--- begin MATERIAL FOR THE TASK ---

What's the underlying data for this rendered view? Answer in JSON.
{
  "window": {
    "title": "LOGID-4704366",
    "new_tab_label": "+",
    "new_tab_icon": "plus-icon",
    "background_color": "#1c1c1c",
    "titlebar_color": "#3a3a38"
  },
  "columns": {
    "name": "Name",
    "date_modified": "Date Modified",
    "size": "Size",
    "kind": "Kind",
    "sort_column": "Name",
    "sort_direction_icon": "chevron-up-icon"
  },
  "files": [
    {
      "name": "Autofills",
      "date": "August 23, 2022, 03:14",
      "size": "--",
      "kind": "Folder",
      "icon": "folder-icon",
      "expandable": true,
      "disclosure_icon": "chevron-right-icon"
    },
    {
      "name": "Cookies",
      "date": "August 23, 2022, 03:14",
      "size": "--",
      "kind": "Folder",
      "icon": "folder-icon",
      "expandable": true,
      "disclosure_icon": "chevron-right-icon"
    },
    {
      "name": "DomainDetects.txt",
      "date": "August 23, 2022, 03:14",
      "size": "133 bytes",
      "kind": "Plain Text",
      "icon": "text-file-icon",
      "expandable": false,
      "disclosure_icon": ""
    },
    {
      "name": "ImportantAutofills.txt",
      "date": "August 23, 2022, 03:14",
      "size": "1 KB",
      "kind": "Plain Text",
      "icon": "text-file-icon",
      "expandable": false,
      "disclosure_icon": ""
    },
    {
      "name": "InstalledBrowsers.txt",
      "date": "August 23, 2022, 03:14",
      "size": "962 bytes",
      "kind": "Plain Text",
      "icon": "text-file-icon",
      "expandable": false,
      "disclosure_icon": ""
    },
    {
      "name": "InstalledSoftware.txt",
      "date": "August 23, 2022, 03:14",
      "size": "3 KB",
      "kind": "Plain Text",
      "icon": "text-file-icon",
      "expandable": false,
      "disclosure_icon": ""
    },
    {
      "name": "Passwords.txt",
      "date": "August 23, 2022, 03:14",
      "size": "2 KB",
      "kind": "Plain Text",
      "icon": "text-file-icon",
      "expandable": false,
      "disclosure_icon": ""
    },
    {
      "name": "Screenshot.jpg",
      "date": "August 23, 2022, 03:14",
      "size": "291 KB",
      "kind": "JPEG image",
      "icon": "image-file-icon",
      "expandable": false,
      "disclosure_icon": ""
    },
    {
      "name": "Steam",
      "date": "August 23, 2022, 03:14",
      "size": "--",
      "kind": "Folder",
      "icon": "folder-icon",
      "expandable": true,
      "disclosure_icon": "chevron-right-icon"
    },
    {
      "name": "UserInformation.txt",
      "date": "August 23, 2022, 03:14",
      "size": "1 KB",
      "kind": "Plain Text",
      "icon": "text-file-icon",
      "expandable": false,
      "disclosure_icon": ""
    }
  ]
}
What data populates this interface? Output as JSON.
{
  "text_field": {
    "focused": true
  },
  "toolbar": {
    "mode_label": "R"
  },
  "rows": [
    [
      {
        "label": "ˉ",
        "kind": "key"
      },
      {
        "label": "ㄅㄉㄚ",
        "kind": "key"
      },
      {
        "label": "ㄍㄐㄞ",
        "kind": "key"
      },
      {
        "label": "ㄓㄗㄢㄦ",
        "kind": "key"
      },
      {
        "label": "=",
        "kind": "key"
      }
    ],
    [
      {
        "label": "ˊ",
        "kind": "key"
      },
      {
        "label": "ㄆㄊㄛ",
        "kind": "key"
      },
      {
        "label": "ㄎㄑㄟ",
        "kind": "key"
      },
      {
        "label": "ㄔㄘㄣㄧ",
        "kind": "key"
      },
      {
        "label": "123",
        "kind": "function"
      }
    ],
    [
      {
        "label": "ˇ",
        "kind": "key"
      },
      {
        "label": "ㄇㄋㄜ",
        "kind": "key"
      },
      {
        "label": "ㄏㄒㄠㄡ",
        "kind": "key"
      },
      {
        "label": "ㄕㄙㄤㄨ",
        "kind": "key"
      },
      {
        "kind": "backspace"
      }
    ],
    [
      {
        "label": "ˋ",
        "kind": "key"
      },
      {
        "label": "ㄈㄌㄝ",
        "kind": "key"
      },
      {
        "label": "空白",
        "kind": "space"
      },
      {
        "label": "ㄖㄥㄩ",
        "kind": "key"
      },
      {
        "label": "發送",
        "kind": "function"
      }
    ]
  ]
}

--- end MATERIAL FOR THE TASK ---

**DIRECTIVE**
Copy, from the material above, each line in which the string "What" occurs.

**WORKED SOLUTION**
What's the underlying data for this rendered view? Answer in JSON.
What data populates this interface? Output as JSON.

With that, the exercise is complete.